:: Recorded information ::
________

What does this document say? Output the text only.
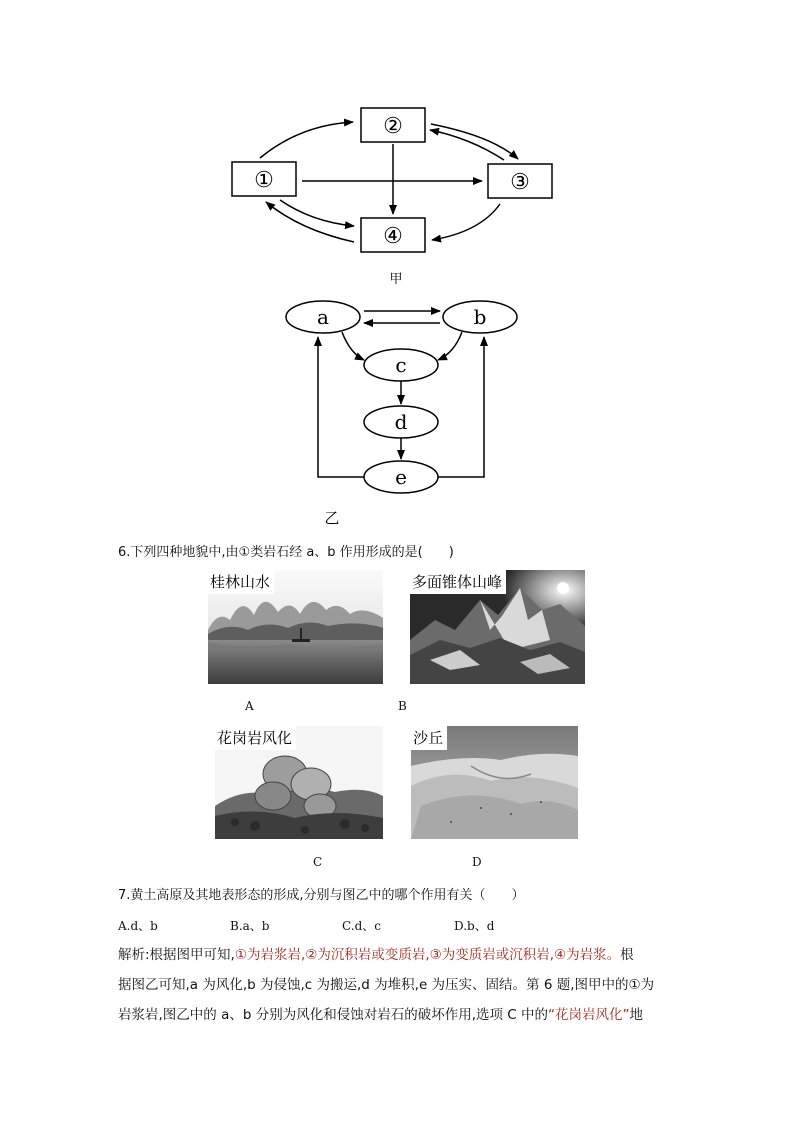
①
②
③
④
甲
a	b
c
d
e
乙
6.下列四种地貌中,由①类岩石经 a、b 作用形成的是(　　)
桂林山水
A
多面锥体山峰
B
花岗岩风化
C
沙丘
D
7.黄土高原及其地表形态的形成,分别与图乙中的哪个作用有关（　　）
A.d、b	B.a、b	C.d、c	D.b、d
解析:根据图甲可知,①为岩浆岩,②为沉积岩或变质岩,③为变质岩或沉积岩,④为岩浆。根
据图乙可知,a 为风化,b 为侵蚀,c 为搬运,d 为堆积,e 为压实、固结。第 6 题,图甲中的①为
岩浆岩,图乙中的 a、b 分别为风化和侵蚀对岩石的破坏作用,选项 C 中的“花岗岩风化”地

________

:: Exercise ::
Copy the listing over exactly, skipping the pictures it holds.

:: Exercise result ::
What does this document say? Output the text only.
①
②
③
④
甲
a	b
c
d
e
乙
6.下列四种地貌中,由①类岩石经 a、b 作用形成的是(　　)
桂林山水
A
多面锥体山峰
B
花岗岩风化
C
沙丘
D
7.黄土高原及其地表形态的形成,分别与图乙中的哪个作用有关（　　）
A.d、b	B.a、b	C.d、c	D.b、d
解析:根据图甲可知,①为岩浆岩,②为沉积岩或变质岩,③为变质岩或沉积岩,④为岩浆。根
据图乙可知,a 为风化,b 为侵蚀,c 为搬运,d 为堆积,e 为压实、固结。第 6 题,图甲中的①为
岩浆岩,图乙中的 a、b 分别为风化和侵蚀对岩石的破坏作用,选项 C 中的“花岗岩风化”地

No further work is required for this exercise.